#### YOUR TASK:
Skip the images. Copy the records exactly as written.

#### LISTED ENTRIES:
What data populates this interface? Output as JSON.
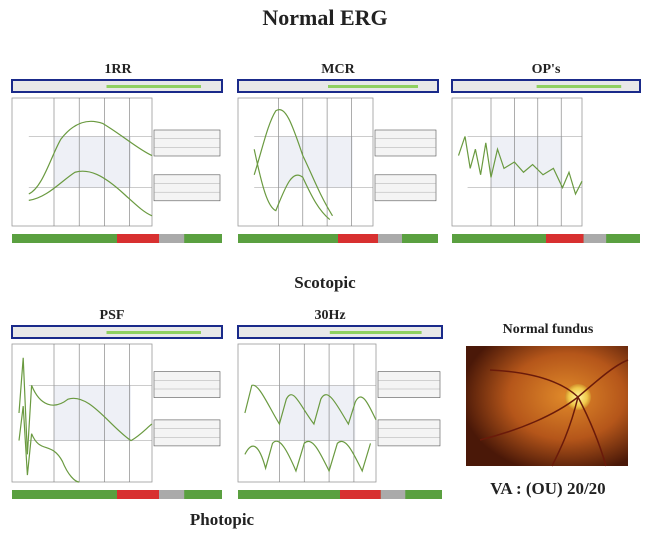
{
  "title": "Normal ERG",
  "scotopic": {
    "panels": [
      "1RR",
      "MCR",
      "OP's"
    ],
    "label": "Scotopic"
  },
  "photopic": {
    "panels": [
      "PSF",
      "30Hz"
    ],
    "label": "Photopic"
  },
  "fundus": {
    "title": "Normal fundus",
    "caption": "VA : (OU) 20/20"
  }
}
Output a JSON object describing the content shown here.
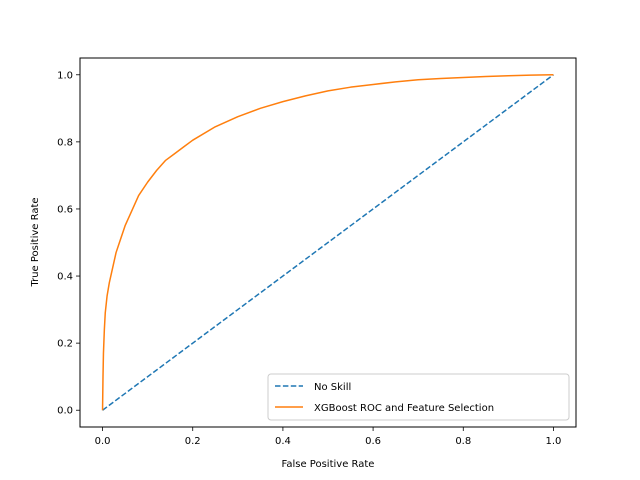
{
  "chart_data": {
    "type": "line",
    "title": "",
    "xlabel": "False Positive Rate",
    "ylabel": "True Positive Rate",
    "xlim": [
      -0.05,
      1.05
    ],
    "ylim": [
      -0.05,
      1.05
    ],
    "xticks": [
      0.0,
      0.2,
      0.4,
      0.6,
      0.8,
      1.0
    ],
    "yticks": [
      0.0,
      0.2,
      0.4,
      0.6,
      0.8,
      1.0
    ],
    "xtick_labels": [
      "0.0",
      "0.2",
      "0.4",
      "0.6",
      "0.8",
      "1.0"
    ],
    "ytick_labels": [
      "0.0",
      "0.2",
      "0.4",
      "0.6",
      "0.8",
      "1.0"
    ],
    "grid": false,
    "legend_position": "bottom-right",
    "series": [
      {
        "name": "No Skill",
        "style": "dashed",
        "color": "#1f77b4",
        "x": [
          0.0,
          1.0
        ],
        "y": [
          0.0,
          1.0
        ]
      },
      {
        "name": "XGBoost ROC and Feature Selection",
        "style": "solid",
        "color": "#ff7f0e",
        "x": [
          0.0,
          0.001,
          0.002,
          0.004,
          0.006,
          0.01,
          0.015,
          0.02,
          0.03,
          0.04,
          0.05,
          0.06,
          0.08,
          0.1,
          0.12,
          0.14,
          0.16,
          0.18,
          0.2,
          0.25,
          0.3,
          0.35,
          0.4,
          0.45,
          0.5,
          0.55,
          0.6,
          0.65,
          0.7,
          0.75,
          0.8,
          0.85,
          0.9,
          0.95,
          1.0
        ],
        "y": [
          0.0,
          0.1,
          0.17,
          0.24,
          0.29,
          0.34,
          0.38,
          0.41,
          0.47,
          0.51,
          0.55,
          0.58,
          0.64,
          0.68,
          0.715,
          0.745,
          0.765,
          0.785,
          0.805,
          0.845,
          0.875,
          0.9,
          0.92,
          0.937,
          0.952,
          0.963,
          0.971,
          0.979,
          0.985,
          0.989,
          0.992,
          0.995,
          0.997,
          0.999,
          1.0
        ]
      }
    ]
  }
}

#### REPLY TO THE TASK:
What data populates this interface? Output as JSON.
{
  "title": "Normal ERG",
  "scotopic": {
    "panels": [
      "1RR",
      "MCR",
      "OP's"
    ],
    "label": "Scotopic"
  },
  "photopic": {
    "panels": [
      "PSF",
      "30Hz"
    ],
    "label": "Photopic"
  },
  "fundus": {
    "title": "Normal fundus",
    "caption": "VA : (OU) 20/20"
  }
}
Output a JSON object describing the content shown here.
{
  "chart_data": {
    "type": "line",
    "title": "",
    "xlabel": "False Positive Rate",
    "ylabel": "True Positive Rate",
    "xlim": [
      -0.05,
      1.05
    ],
    "ylim": [
      -0.05,
      1.05
    ],
    "xticks": [
      0.0,
      0.2,
      0.4,
      0.6,
      0.8,
      1.0
    ],
    "yticks": [
      0.0,
      0.2,
      0.4,
      0.6,
      0.8,
      1.0
    ],
    "xtick_labels": [
      "0.0",
      "0.2",
      "0.4",
      "0.6",
      "0.8",
      "1.0"
    ],
    "ytick_labels": [
      "0.0",
      "0.2",
      "0.4",
      "0.6",
      "0.8",
      "1.0"
    ],
    "grid": false,
    "legend_position": "bottom-right",
    "series": [
      {
        "name": "No Skill",
        "style": "dashed",
        "color": "#1f77b4",
        "x": [
          0.0,
          1.0
        ],
        "y": [
          0.0,
          1.0
        ]
      },
      {
        "name": "XGBoost ROC and Feature Selection",
        "style": "solid",
        "color": "#ff7f0e",
        "x": [
          0.0,
          0.001,
          0.002,
          0.004,
          0.006,
          0.01,
          0.015,
          0.02,
          0.03,
          0.04,
          0.05,
          0.06,
          0.08,
          0.1,
          0.12,
          0.14,
          0.16,
          0.18,
          0.2,
          0.25,
          0.3,
          0.35,
          0.4,
          0.45,
          0.5,
          0.55,
          0.6,
          0.65,
          0.7,
          0.75,
          0.8,
          0.85,
          0.9,
          0.95,
          1.0
        ],
        "y": [
          0.0,
          0.1,
          0.17,
          0.24,
          0.29,
          0.34,
          0.38,
          0.41,
          0.47,
          0.51,
          0.55,
          0.58,
          0.64,
          0.68,
          0.715,
          0.745,
          0.765,
          0.785,
          0.805,
          0.845,
          0.875,
          0.9,
          0.92,
          0.937,
          0.952,
          0.963,
          0.971,
          0.979,
          0.985,
          0.989,
          0.992,
          0.995,
          0.997,
          0.999,
          1.0
        ]
      }
    ]
  }
}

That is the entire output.